Objective:
Your copy of the material below should match it exactly, except that it holds no pictures.

Data entries:
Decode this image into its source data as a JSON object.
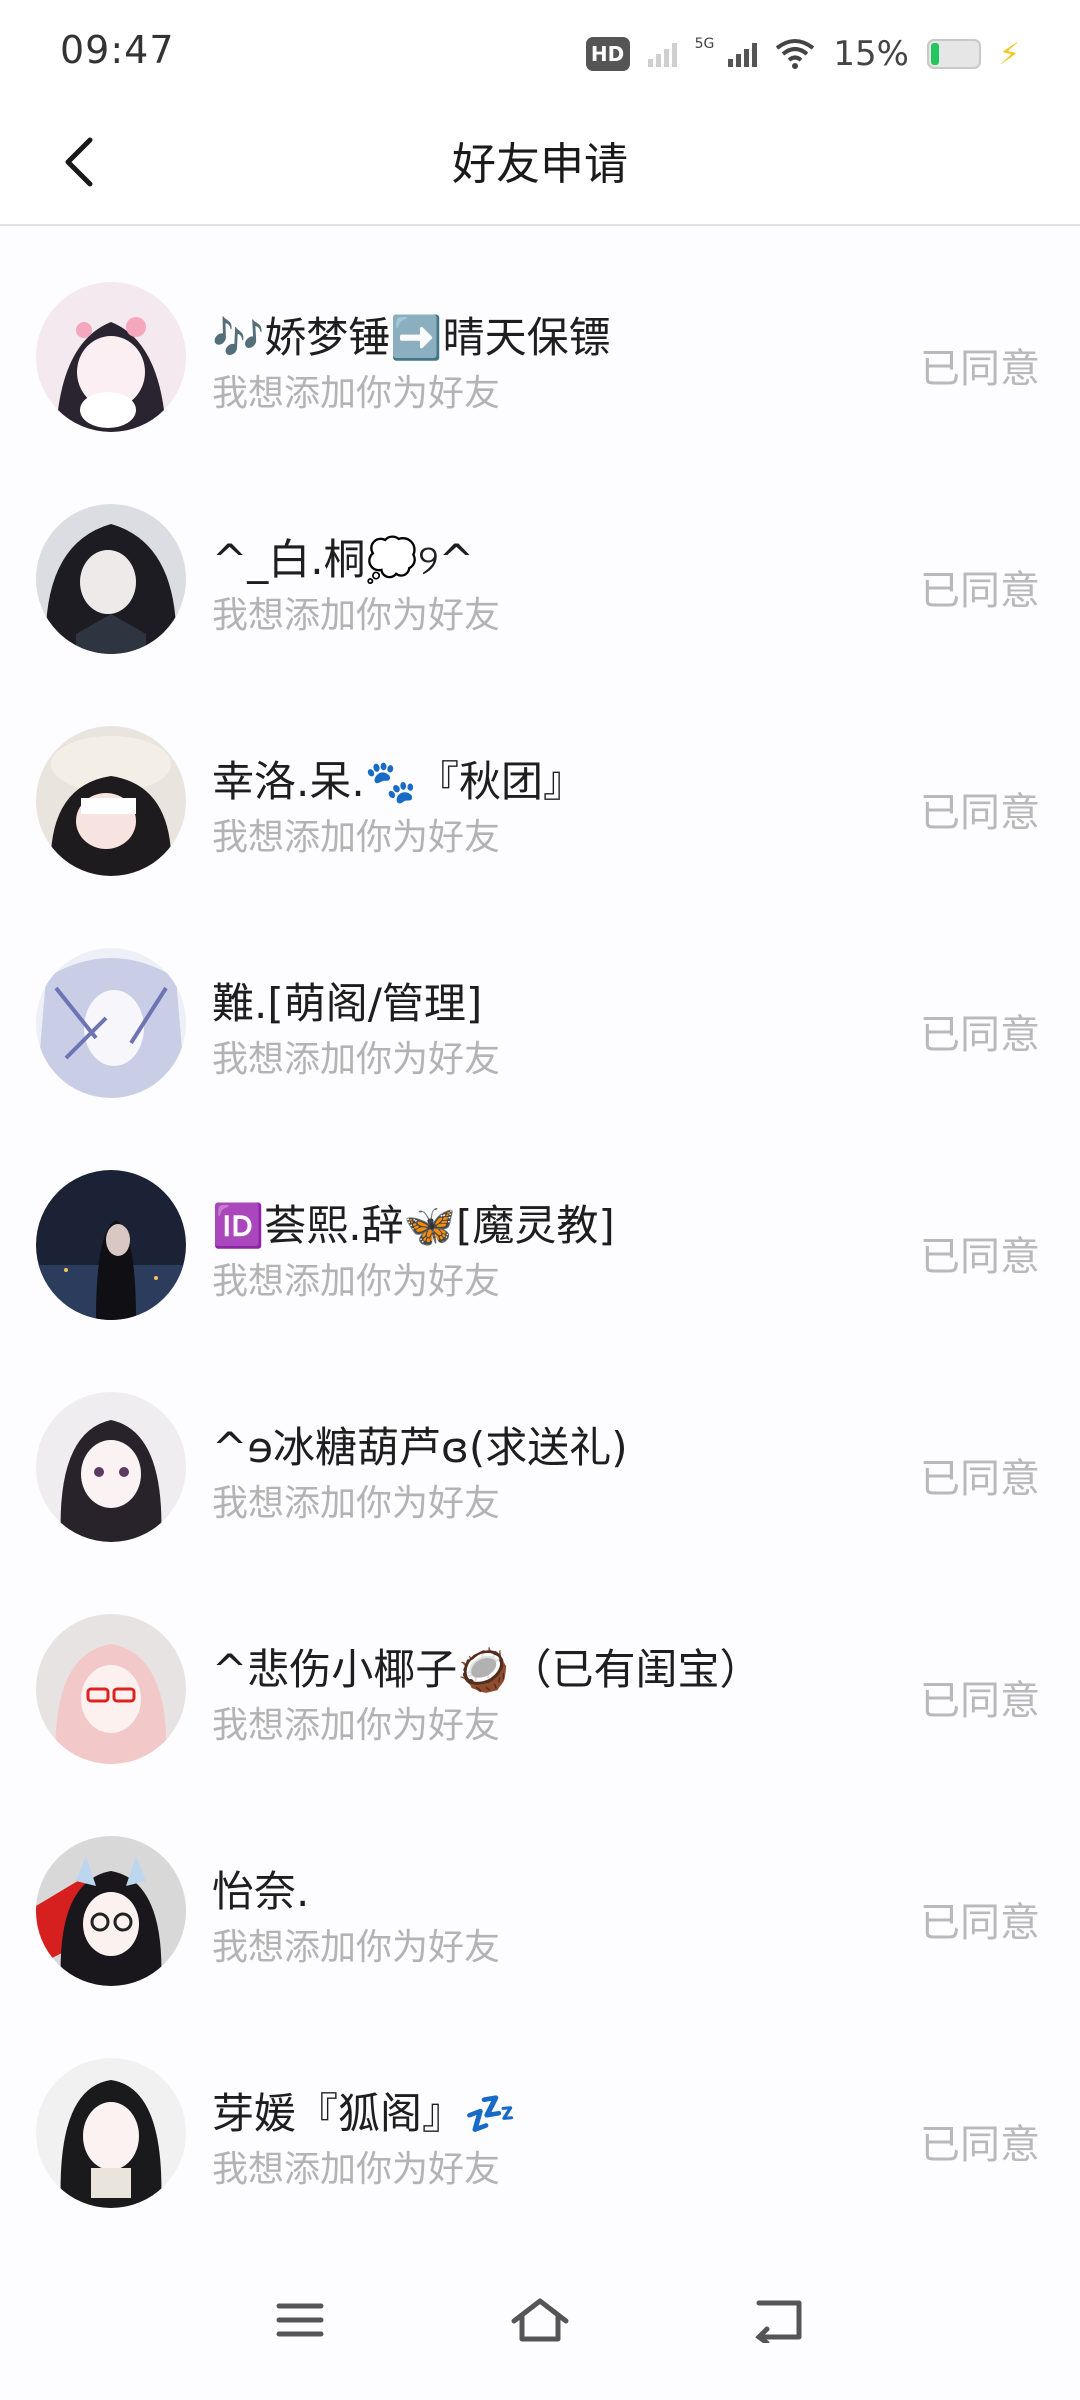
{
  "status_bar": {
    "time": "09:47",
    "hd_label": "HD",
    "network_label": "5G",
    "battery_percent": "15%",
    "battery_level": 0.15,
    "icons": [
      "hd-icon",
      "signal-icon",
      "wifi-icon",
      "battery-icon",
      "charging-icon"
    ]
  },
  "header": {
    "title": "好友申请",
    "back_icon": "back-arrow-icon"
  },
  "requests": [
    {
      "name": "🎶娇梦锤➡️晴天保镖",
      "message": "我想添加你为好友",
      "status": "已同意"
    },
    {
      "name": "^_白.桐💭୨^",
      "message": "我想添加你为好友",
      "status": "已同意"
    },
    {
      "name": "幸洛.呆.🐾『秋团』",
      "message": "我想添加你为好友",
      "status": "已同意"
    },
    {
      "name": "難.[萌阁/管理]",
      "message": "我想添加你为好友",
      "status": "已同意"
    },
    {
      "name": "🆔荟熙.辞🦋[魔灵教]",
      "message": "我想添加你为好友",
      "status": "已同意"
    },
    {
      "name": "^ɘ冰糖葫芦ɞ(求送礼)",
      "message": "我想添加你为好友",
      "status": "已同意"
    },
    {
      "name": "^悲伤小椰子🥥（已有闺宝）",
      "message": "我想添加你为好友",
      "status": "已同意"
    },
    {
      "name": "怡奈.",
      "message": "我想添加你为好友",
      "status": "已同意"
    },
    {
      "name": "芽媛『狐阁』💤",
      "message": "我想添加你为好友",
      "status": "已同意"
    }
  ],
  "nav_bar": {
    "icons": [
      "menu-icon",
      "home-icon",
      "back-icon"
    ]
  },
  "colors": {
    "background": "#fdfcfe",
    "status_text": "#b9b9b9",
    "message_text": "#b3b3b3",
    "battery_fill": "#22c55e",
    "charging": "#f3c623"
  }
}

Result for this exercise:
Decode this image into its source data as a JSON object.
{
  "status_bar": {
    "time": "09:47",
    "hd_label": "HD",
    "network_label": "5G",
    "battery_percent": "15%",
    "battery_level": 0.15,
    "icons": [
      "hd-icon",
      "signal-icon",
      "wifi-icon",
      "battery-icon",
      "charging-icon"
    ]
  },
  "header": {
    "title": "好友申请",
    "back_icon": "back-arrow-icon"
  },
  "requests": [
    {
      "name": "🎶娇梦锤➡️晴天保镖",
      "message": "我想添加你为好友",
      "status": "已同意"
    },
    {
      "name": "^_白.桐💭୨^",
      "message": "我想添加你为好友",
      "status": "已同意"
    },
    {
      "name": "幸洛.呆.🐾『秋团』",
      "message": "我想添加你为好友",
      "status": "已同意"
    },
    {
      "name": "難.[萌阁/管理]",
      "message": "我想添加你为好友",
      "status": "已同意"
    },
    {
      "name": "🆔荟熙.辞🦋[魔灵教]",
      "message": "我想添加你为好友",
      "status": "已同意"
    },
    {
      "name": "^ɘ冰糖葫芦ɞ(求送礼)",
      "message": "我想添加你为好友",
      "status": "已同意"
    },
    {
      "name": "^悲伤小椰子🥥（已有闺宝）",
      "message": "我想添加你为好友",
      "status": "已同意"
    },
    {
      "name": "怡奈.",
      "message": "我想添加你为好友",
      "status": "已同意"
    },
    {
      "name": "芽媛『狐阁』💤",
      "message": "我想添加你为好友",
      "status": "已同意"
    }
  ],
  "nav_bar": {
    "icons": [
      "menu-icon",
      "home-icon",
      "back-icon"
    ]
  },
  "colors": {
    "background": "#fdfcfe",
    "status_text": "#b9b9b9",
    "message_text": "#b3b3b3",
    "battery_fill": "#22c55e",
    "charging": "#f3c623"
  }
}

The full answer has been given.